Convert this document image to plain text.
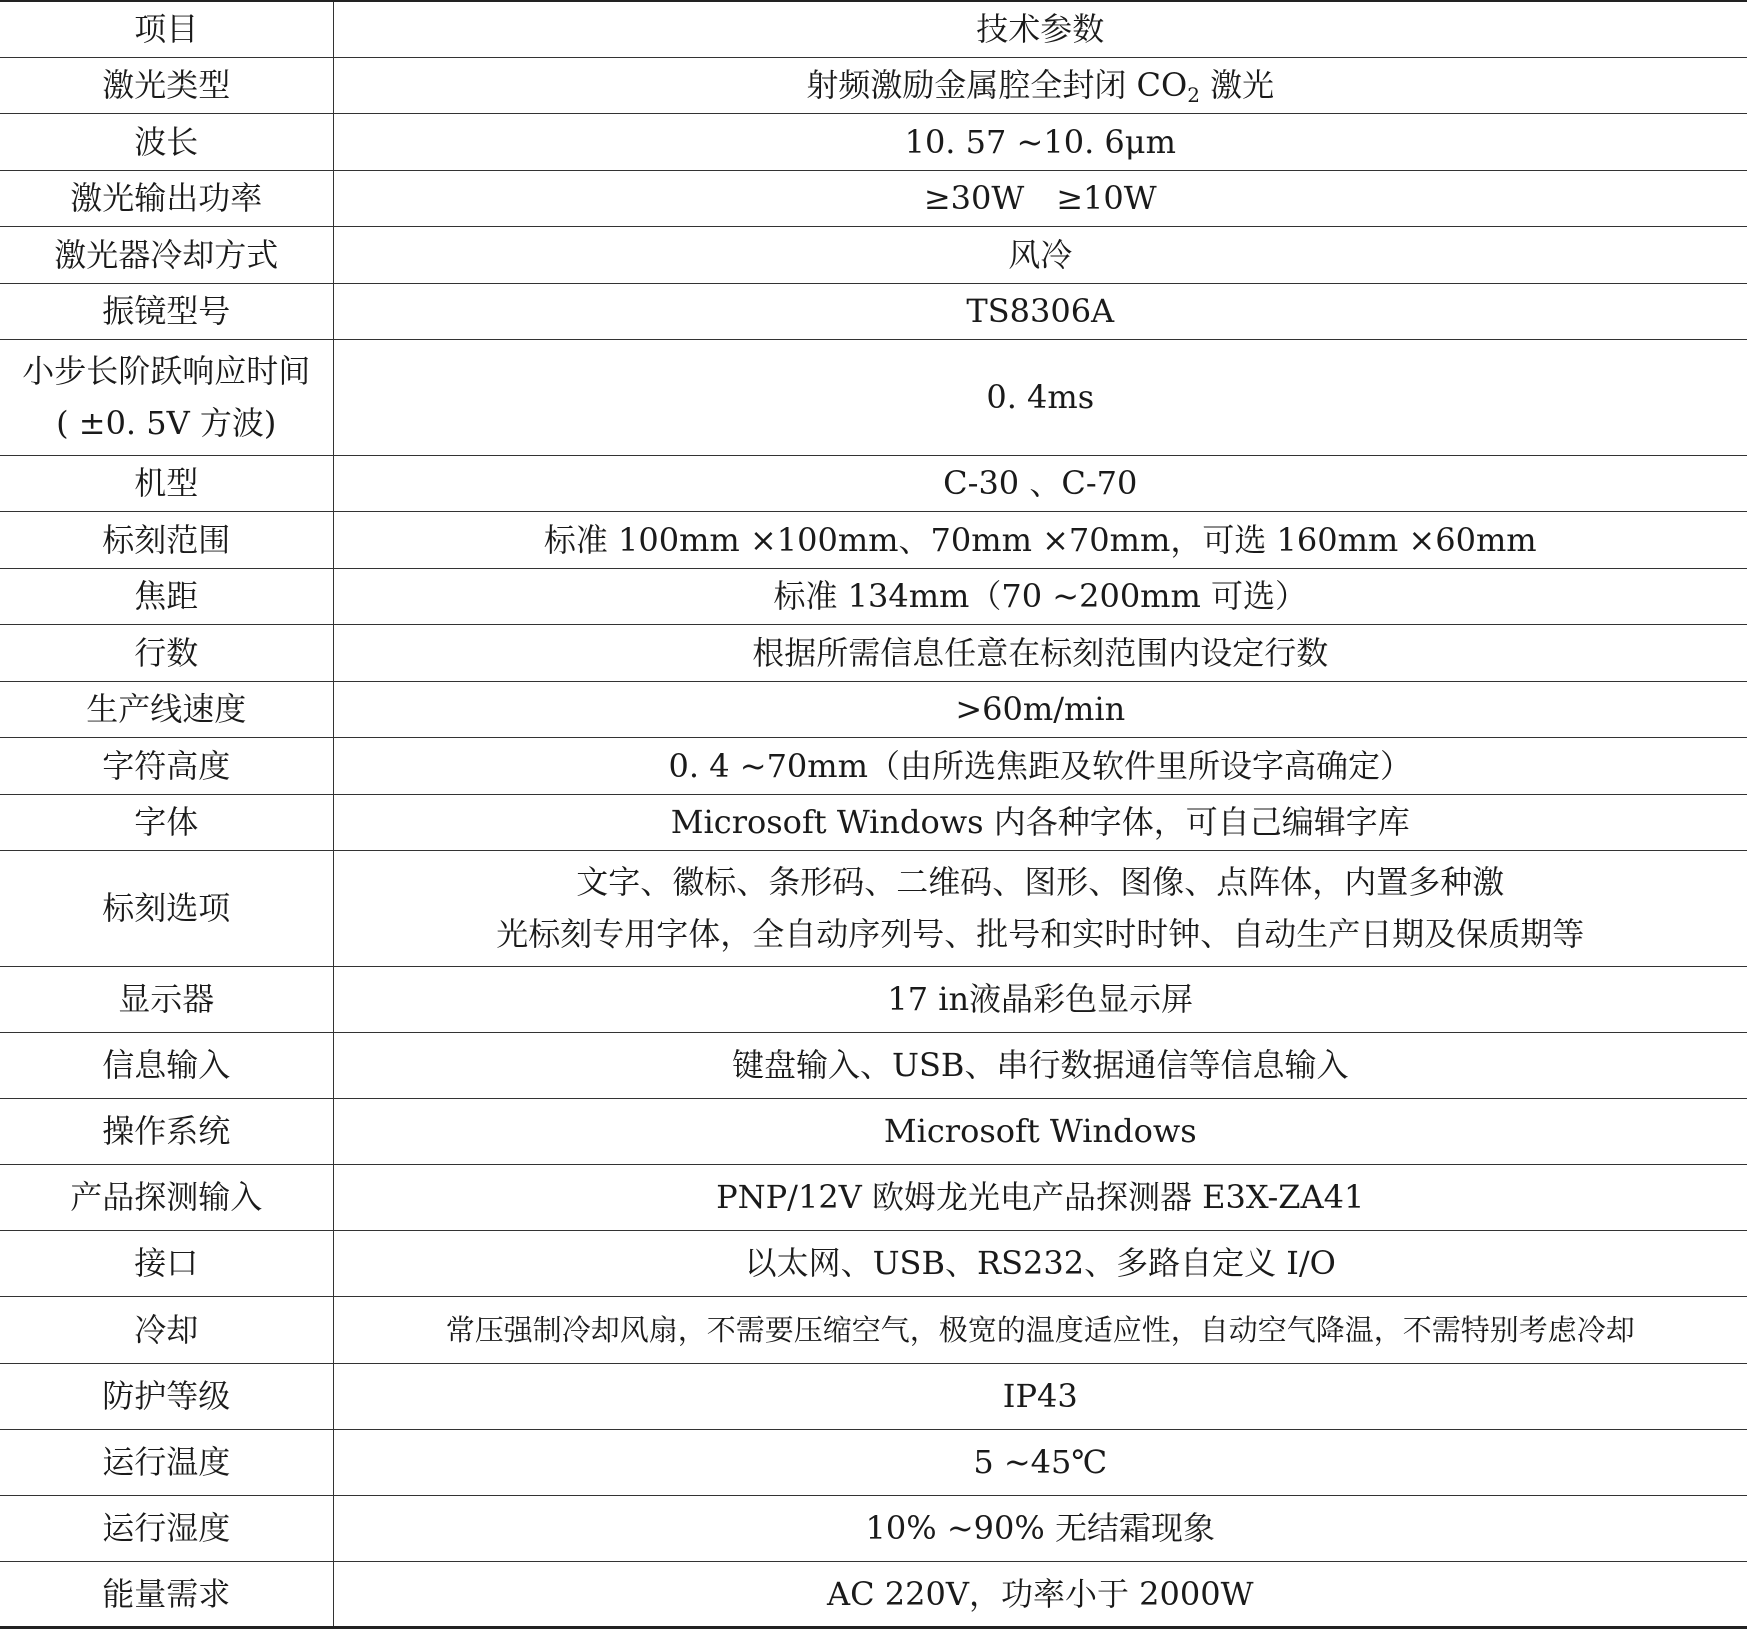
项目	技术参数
激光类型	射频激励金属腔全封闭 $CO_2$ 激光
波长	10. 57 ~10. 6μm
激光输出功率	≥30W　≥10W
激光器冷却方式	风冷
振镜型号	TS8306A

小步长阶跃响应时间
( ±0. 5V 方波)	0. 4ms
机型	C-30 、C-70
标刻范围	标准 100mm ×100mm、70mm ×70mm，可选 160mm ×60mm
焦距	标准 134mm（70 ~200mm 可选）
行数	根据所需信息任意在标刻范围内设定行数
生产线速度	>60m/min
字符高度	0. 4 ~70mm（由所选焦距及软件里所设字高确定）
字体	Microsoft Windows 内各种字体，可自己编辑字库
标刻选项	文字、徽标、条形码、二维码、图形、图像、点阵体，内置多种激
光标刻专用字体，全自动序列号、批号和实时时钟、自动生产日期及保质期等

显示器	17 in液晶彩色显示屏
信息输入	键盘输入、USB、串行数据通信等信息输入
操作系统	Microsoft Windows
产品探测输入	PNP/12V 欧姆龙光电产品探测器 E3X-ZA41
接口	以太网、USB、RS232、多路自定义 I/O
冷却	常压强制冷却风扇，不需要压缩空气，极宽的温度适应性，自动空气降温，不需特别考虑冷却
防护等级	IP43
运行温度	5 ~45℃
运行湿度	10% ~90% 无结霜现象
能量需求	AC 220V，功率小于 2000W
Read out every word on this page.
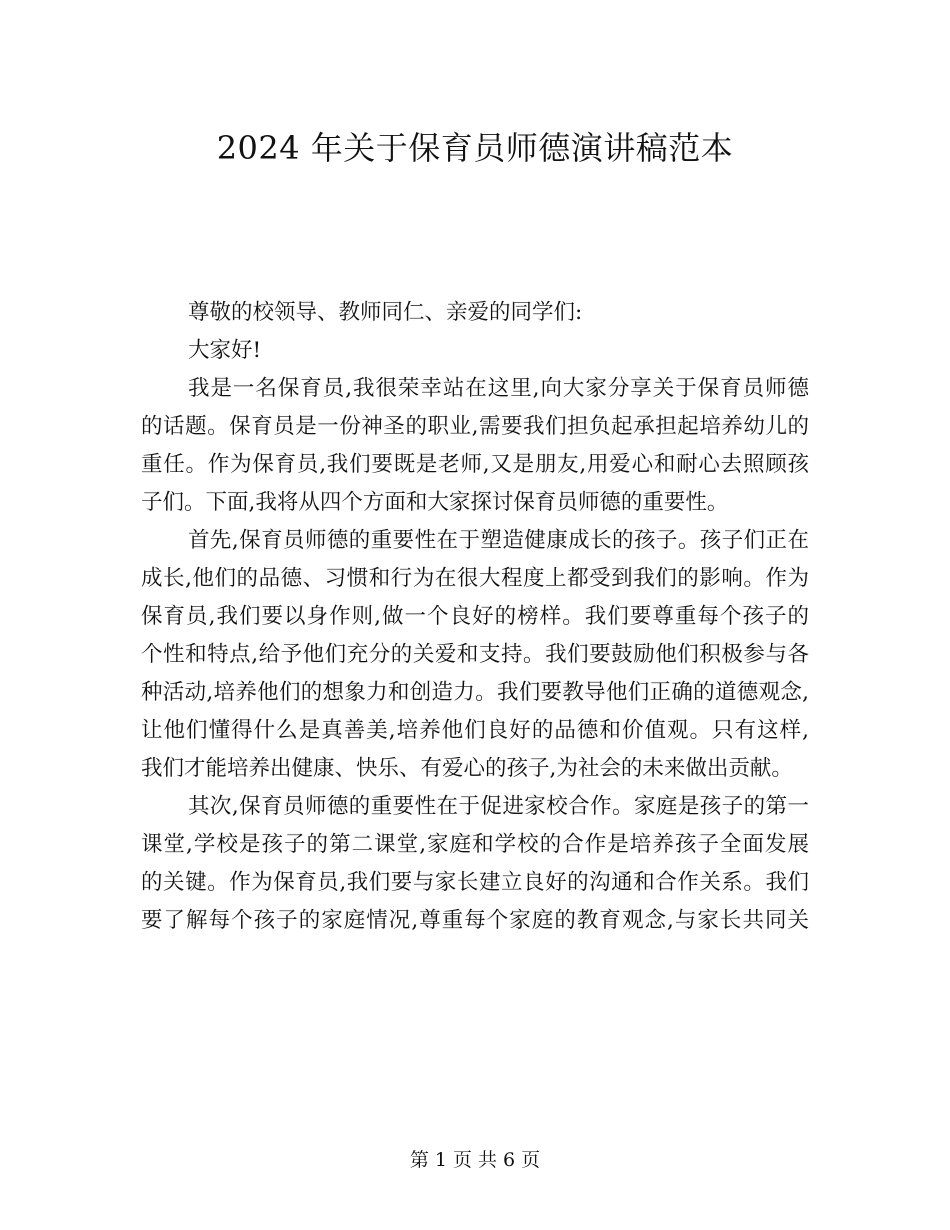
2024 年关于保育员师德演讲稿范本
尊敬的校领导、教师同仁、亲爱的同学们:
大家好!
我是一名保育员,我很荣幸站在这里,向大家分享关于保育员师德
的话题。保育员是一份神圣的职业,需要我们担负起承担起培养幼儿的
重任。作为保育员,我们要既是老师,又是朋友,用爱心和耐心去照顾孩
子们。下面,我将从四个方面和大家探讨保育员师德的重要性。
首先,保育员师德的重要性在于塑造健康成长的孩子。孩子们正在
成长,他们的品德、习惯和行为在很大程度上都受到我们的影响。作为
保育员,我们要以身作则,做一个良好的榜样。我们要尊重每个孩子的
个性和特点,给予他们充分的关爱和支持。我们要鼓励他们积极参与各
种活动,培养他们的想象力和创造力。我们要教导他们正确的道德观念,
让他们懂得什么是真善美,培养他们良好的品德和价值观。只有这样,
我们才能培养出健康、快乐、有爱心的孩子,为社会的未来做出贡献。
其次,保育员师德的重要性在于促进家校合作。家庭是孩子的第一
课堂,学校是孩子的第二课堂,家庭和学校的合作是培养孩子全面发展
的关键。作为保育员,我们要与家长建立良好的沟通和合作关系。我们
要了解每个孩子的家庭情况,尊重每个家庭的教育观念,与家长共同关
第 1 页 共 6 页
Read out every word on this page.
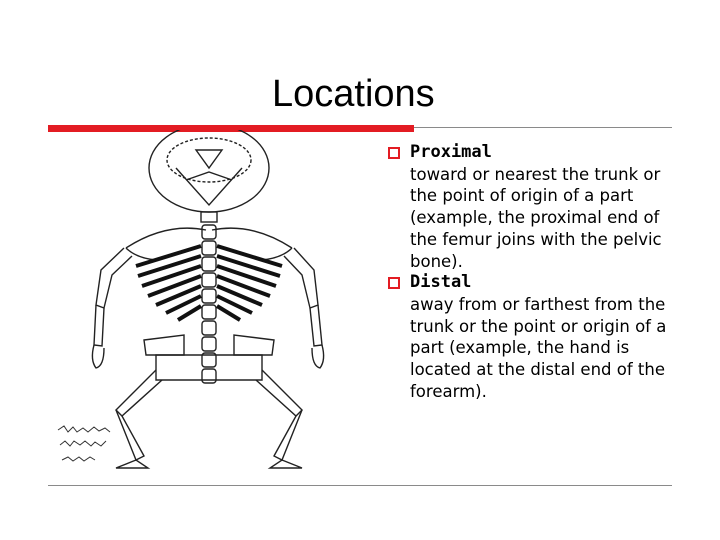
Locations
Proximal
toward or nearest the trunk or the point of origin of a part (example, the proximal end of the femur joins with the pelvic bone).
Distal
away from or farthest from the trunk or the point or origin of a part (example, the hand is located at the distal end of the forearm).
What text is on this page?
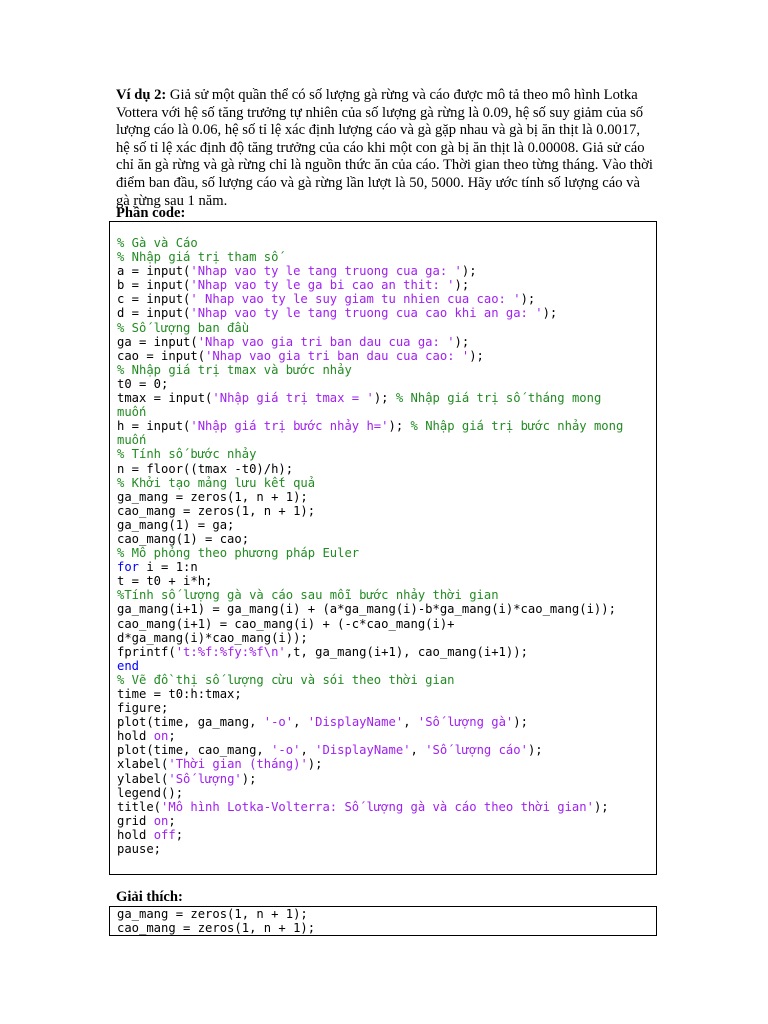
Ví dụ 2: Giả sử một quần thể có số lượng gà rừng và cáo được mô tả theo mô hình Lotka Vottera với hệ số tăng trưởng tự nhiên của số lượng gà rừng là 0.09, hệ số suy giảm của số lượng cáo là 0.06, hệ số tỉ lệ xác định lượng cáo và gà gặp nhau và gà bị ăn thịt là 0.0017, hệ số tỉ lệ xác định độ tăng trưởng của cáo khi một con gà bị ăn thịt là 0.00008. Giả sử cáo chỉ ăn gà rừng và gà rừng chỉ là nguồn thức ăn của cáo. Thời gian theo từng tháng. Vào thời điểm ban đầu, số lượng cáo và gà rừng lần lượt là 50, 5000. Hãy ước tính số lượng cáo và gà rừng sau 1 năm.
Phần code:
% Gà và Cáo
% Nhập giá trị tham số
a = input('Nhap vao ty le tang truong cua ga: ');
b = input('Nhap vao ty le ga bi cao an thit: ');
c = input(' Nhap vao ty le suy giam tu nhien cua cao: ');
d = input('Nhap vao ty le tang truong cua cao khi an ga: ');
% Số lượng ban đầu
ga = input('Nhap vao gia tri ban dau cua ga: ');
cao = input('Nhap vao gia tri ban dau cua cao: ');
% Nhập giá trị tmax và bước nhảy
t0 = 0;
tmax = input('Nhập giá trị tmax = '); % Nhập giá trị số tháng mong
muốn
h = input('Nhập giá trị bước nhảy h='); % Nhập giá trị bước nhảy mong
muốn
% Tính số bước nhảy
n = floor((tmax -t0)/h);
% Khởi tạo mảng lưu kết quả
ga_mang = zeros(1, n + 1);
cao_mang = zeros(1, n + 1);
ga_mang(1) = ga;
cao_mang(1) = cao;
% Mô phỏng theo phương pháp Euler
for i = 1:n
t = t0 + i*h;
%Tính số lượng gà và cáo sau mỗi bước nhảy thời gian
ga_mang(i+1) = ga_mang(i) + (a*ga_mang(i)-b*ga_mang(i)*cao_mang(i));
cao_mang(i+1) = cao_mang(i) + (-c*cao_mang(i)+
d*ga_mang(i)*cao_mang(i));
fprintf('t:%f:%fy:%f\n',t, ga_mang(i+1), cao_mang(i+1));
end
% Vẽ đồ thị số lượng cừu và sói theo thời gian
time = t0:h:tmax;
figure;
plot(time, ga_mang, '-o', 'DisplayName', 'Số lượng gà');
hold on;
plot(time, cao_mang, '-o', 'DisplayName', 'Số lượng cáo');
xlabel('Thời gian (tháng)');
ylabel('Số lượng');
legend();
title('Mô hình Lotka-Volterra: Số lượng gà và cáo theo thời gian');
grid on;
hold off;
pause;
Giải thích:
ga_mang = zeros(1, n + 1);
cao_mang = zeros(1, n + 1);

Goal » Show every line where the string "tang" appears.

Task result »
a = input('Nhap vao ty le tang truong cua ga: ');
d = input('Nhap vao ty le tang truong cua cao khi an ga: ');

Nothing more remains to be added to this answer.